* Goal
Search the listing below for the string "району" and show each line that contains it.

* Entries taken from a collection
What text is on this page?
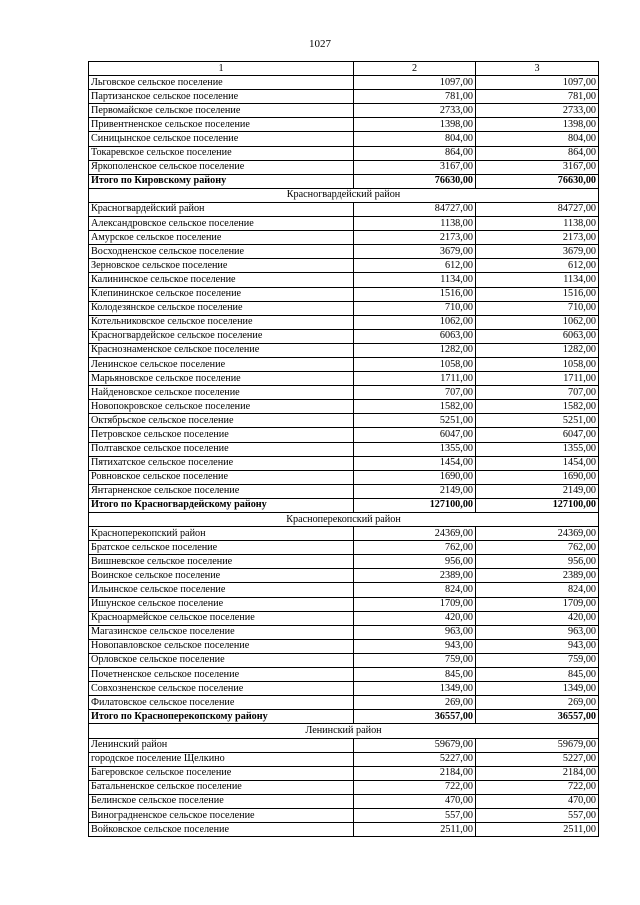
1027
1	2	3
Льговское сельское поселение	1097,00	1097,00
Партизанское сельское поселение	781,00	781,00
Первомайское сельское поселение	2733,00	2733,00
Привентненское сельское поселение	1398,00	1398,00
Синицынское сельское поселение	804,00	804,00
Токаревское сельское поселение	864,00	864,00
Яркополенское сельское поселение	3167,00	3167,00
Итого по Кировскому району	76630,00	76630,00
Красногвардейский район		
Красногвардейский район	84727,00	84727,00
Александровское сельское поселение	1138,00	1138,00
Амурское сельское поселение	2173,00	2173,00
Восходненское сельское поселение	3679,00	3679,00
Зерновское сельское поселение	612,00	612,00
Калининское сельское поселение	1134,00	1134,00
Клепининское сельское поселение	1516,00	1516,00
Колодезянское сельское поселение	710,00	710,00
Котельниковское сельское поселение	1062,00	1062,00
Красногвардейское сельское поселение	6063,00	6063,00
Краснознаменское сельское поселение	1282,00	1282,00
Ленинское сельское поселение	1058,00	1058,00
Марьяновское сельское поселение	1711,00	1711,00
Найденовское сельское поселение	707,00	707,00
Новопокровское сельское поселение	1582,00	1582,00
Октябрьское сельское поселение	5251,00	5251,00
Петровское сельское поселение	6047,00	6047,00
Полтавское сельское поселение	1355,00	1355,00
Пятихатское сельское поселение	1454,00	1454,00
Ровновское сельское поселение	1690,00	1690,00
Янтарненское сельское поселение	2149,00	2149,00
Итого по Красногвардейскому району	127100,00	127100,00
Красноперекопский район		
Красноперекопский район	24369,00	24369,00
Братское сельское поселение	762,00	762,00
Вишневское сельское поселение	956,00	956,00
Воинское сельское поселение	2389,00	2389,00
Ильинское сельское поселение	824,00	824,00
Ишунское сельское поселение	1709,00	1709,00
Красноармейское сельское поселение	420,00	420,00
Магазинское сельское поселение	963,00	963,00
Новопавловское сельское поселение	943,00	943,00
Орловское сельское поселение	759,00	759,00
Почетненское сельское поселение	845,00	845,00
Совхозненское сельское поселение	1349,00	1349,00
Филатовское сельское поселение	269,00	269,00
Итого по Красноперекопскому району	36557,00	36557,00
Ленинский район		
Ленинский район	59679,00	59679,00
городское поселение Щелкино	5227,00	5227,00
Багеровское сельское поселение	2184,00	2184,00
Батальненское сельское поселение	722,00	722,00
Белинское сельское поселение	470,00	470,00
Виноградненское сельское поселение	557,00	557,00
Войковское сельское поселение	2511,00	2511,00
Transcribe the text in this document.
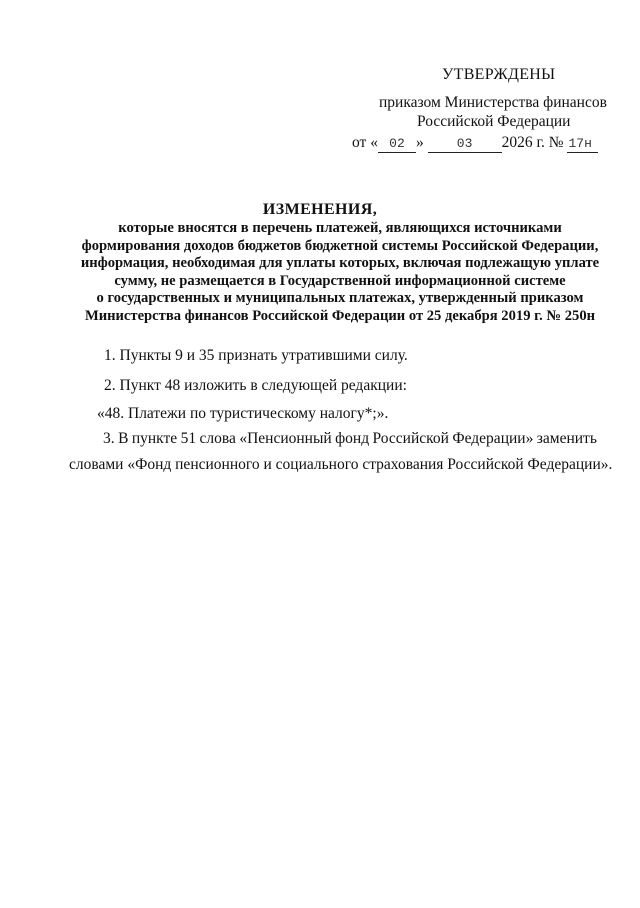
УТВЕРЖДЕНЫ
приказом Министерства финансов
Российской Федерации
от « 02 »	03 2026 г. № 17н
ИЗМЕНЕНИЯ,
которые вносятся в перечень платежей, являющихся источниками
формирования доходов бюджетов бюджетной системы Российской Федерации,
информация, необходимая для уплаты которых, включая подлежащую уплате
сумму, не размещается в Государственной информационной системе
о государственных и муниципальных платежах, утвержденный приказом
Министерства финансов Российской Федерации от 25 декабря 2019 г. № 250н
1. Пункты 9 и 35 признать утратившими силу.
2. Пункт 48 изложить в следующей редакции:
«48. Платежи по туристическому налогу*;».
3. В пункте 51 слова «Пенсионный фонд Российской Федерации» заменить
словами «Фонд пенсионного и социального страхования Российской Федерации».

* Written solution
Итого по Кировскому району	76630,00	76630,00
Итого по Красногвардейскому району	127100,00	127100,00
Итого по Красноперекопскому району	36557,00	36557,00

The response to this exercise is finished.